>> Begin DATASET RECORDS

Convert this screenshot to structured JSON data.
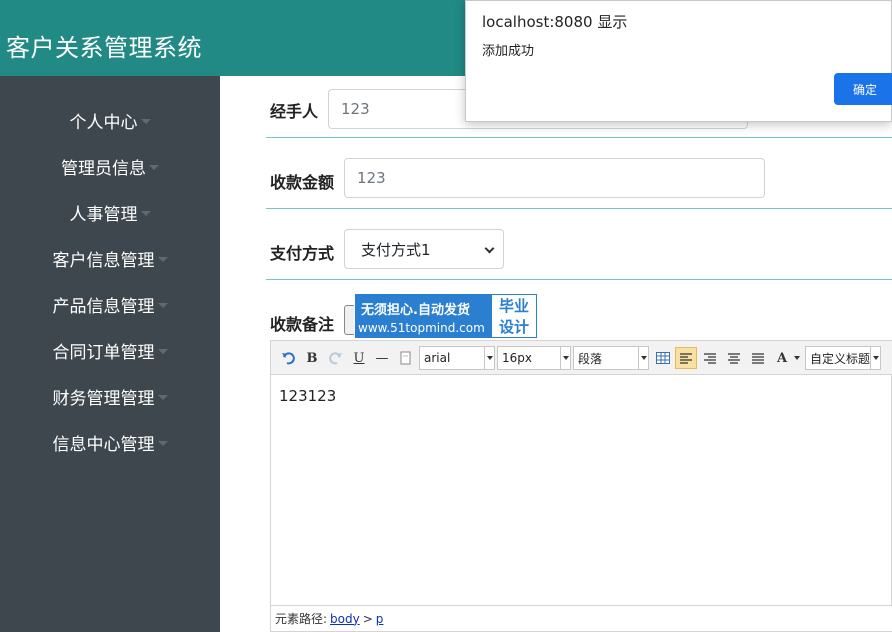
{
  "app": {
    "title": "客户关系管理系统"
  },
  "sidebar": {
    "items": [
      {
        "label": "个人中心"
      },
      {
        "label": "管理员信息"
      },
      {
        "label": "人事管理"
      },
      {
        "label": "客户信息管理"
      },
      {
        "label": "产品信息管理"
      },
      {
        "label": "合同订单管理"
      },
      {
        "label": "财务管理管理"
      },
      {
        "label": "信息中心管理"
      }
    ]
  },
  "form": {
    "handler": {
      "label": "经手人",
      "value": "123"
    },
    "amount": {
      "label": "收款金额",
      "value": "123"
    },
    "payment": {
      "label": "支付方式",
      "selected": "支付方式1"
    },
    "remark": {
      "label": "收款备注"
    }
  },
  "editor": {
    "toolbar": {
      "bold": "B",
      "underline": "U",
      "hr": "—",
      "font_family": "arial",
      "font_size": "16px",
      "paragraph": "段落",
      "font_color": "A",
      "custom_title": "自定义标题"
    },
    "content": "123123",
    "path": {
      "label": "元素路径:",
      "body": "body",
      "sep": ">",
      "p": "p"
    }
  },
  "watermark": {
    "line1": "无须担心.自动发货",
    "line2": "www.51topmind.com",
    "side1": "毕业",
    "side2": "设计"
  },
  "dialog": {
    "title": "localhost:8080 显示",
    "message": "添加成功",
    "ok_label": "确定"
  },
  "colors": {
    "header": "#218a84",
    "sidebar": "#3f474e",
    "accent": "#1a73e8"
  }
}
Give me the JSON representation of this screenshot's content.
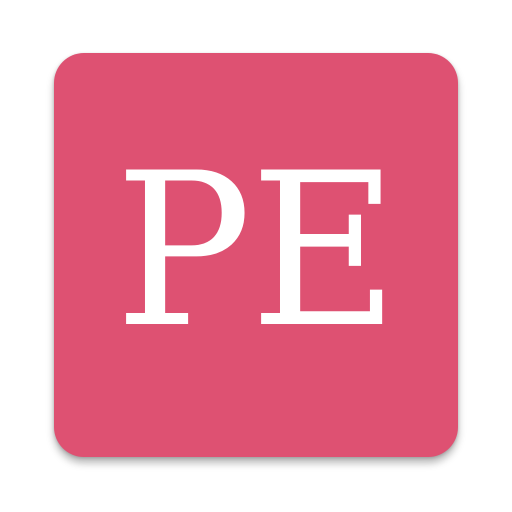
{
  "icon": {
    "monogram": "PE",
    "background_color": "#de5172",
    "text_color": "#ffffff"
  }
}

>> End DATASET RECORDS
>> Begin DATASET RECORDS

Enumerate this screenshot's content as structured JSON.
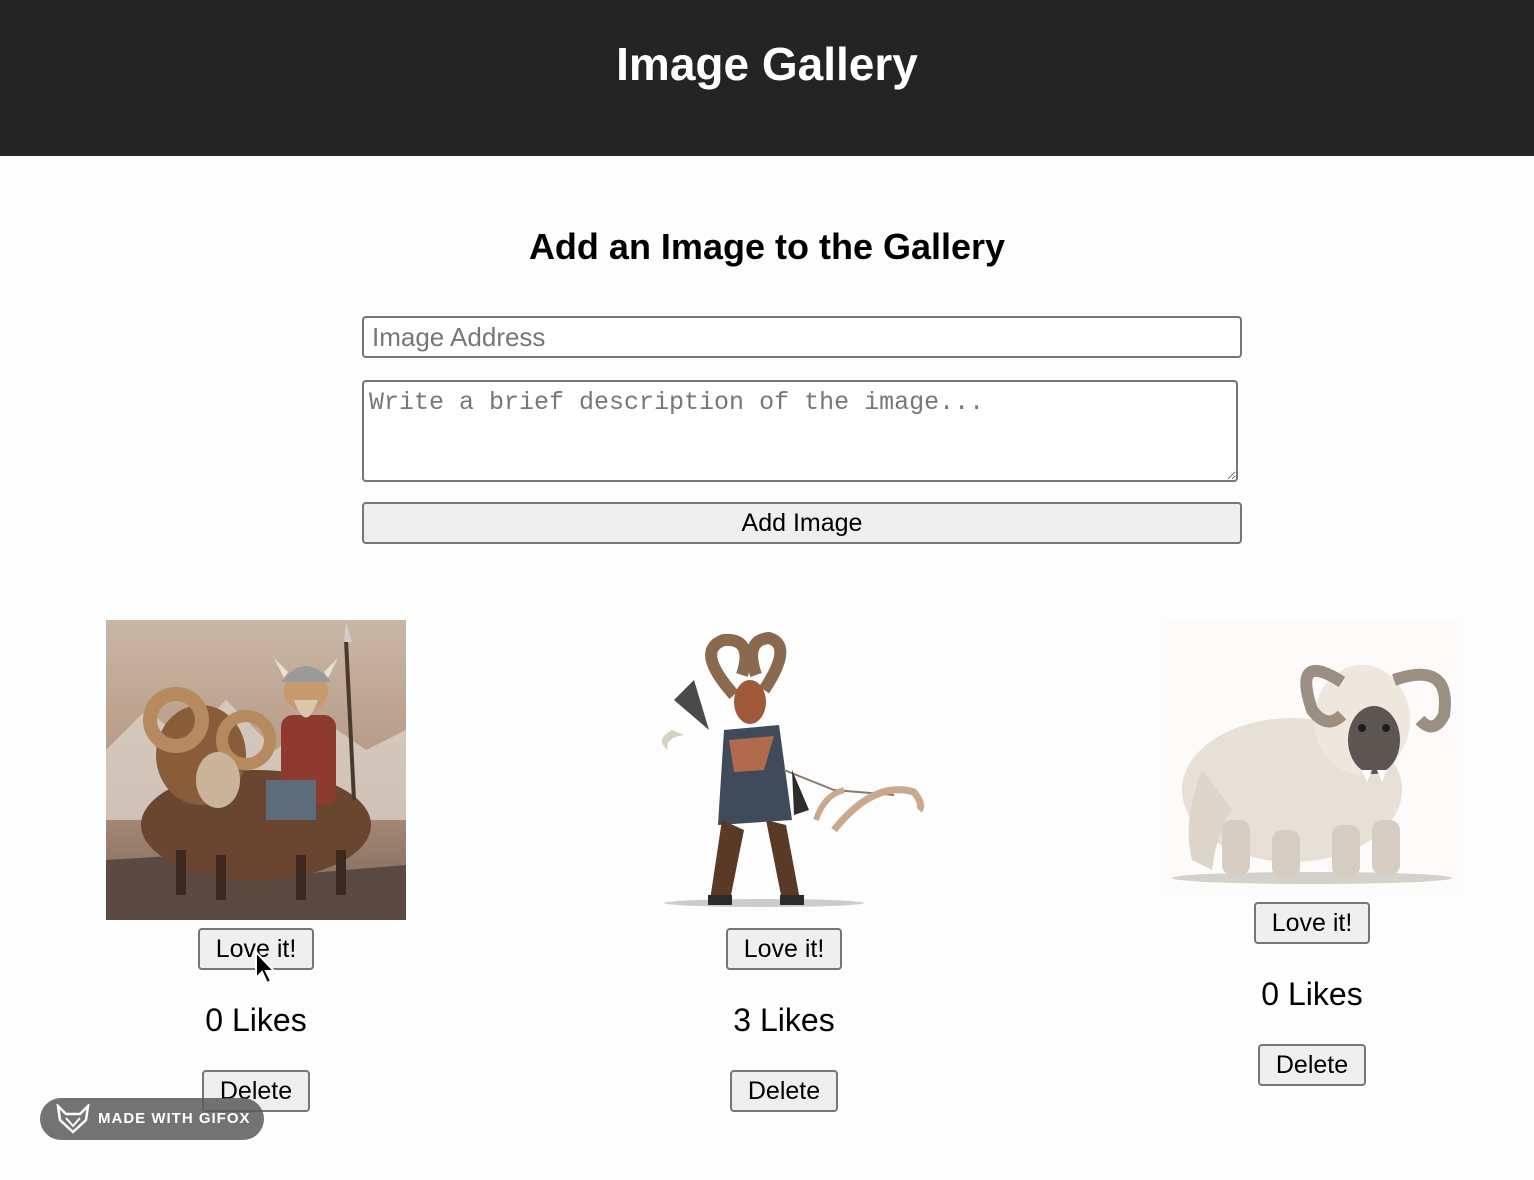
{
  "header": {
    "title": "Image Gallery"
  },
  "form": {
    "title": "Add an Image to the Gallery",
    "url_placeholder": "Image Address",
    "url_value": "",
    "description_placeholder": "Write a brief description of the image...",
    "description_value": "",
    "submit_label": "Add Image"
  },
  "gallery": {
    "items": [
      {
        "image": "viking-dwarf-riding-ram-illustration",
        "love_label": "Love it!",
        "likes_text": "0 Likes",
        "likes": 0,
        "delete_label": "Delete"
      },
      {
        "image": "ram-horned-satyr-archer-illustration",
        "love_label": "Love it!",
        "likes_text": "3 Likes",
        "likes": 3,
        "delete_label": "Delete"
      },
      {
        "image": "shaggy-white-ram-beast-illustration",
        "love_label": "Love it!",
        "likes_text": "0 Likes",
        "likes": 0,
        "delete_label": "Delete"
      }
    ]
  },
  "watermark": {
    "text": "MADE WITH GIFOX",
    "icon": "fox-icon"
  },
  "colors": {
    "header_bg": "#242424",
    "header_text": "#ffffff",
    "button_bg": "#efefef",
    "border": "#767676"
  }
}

>> End DATASET RECORDS
>> Begin DATASET RECORDS

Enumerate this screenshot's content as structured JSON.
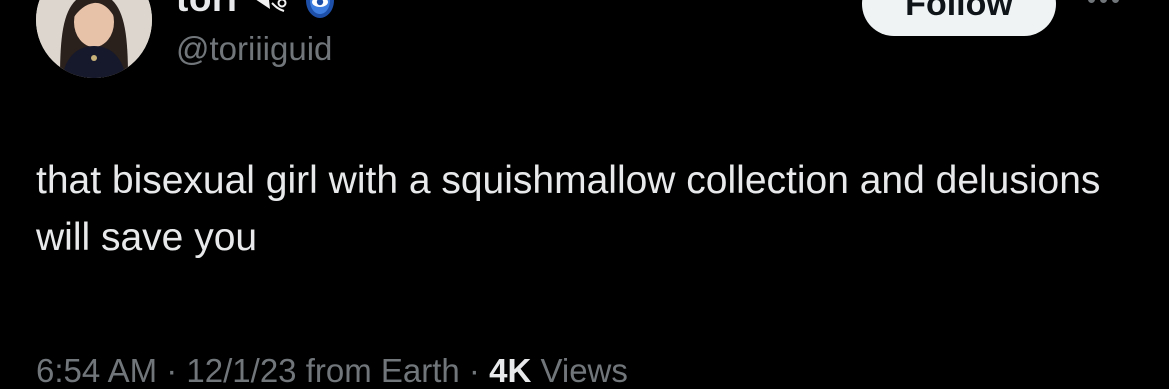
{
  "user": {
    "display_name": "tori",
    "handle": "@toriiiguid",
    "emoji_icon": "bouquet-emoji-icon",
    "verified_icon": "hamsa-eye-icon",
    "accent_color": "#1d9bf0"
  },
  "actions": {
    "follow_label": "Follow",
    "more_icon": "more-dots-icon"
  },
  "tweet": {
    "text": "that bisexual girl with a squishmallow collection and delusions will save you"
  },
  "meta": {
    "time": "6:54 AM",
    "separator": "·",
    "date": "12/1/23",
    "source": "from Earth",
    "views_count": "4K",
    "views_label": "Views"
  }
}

>> End DATASET RECORDS

EXERCISE OBJECTIVE: Using the listing above, show every line that includes the string "ffffff".

CORRECT RESULT:
    "text_color": "#ffffff"
    "header_text": "#ffffff",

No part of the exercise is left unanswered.